REQUIRED WORK:
Extract the final stretch of the data: the line that contains "Extract all readable text from this page." and every line after it, unaltered, and no other lines.

TASK INPUTS:
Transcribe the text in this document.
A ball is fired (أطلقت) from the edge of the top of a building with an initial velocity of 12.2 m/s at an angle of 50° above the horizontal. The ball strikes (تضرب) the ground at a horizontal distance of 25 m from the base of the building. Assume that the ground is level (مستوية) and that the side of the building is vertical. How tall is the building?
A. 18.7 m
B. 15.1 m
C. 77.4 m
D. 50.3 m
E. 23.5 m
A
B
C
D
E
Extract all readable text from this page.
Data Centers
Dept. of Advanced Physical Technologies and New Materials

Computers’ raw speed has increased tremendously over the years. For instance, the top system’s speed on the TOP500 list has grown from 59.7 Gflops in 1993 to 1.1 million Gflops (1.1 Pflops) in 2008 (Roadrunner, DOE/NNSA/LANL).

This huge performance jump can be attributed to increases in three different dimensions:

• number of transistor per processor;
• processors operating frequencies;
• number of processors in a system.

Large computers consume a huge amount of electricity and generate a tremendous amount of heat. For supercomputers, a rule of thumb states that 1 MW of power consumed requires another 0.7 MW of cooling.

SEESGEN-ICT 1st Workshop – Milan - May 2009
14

ANSWER:
Extract all readable text from this page.
Data Centers
Dept. of Advanced Physical Technologies and New Materials

Computers’ raw speed has increased tremendously over the years. For instance, the top system’s speed on the TOP500 list has grown from 59.7 Gflops in 1993 to 1.1 million Gflops (1.1 Pflops) in 2008 (Roadrunner, DOE/NNSA/LANL).

This huge performance jump can be attributed to increases in three different dimensions:

• number of transistor per processor;
• processors operating frequencies;
• number of processors in a system.

Large computers consume a huge amount of electricity and generate a tremendous amount of heat. For supercomputers, a rule of thumb states that 1 MW of power consumed requires another 0.7 MW of cooling.

SEESGEN-ICT 1st Workshop – Milan - May 2009
14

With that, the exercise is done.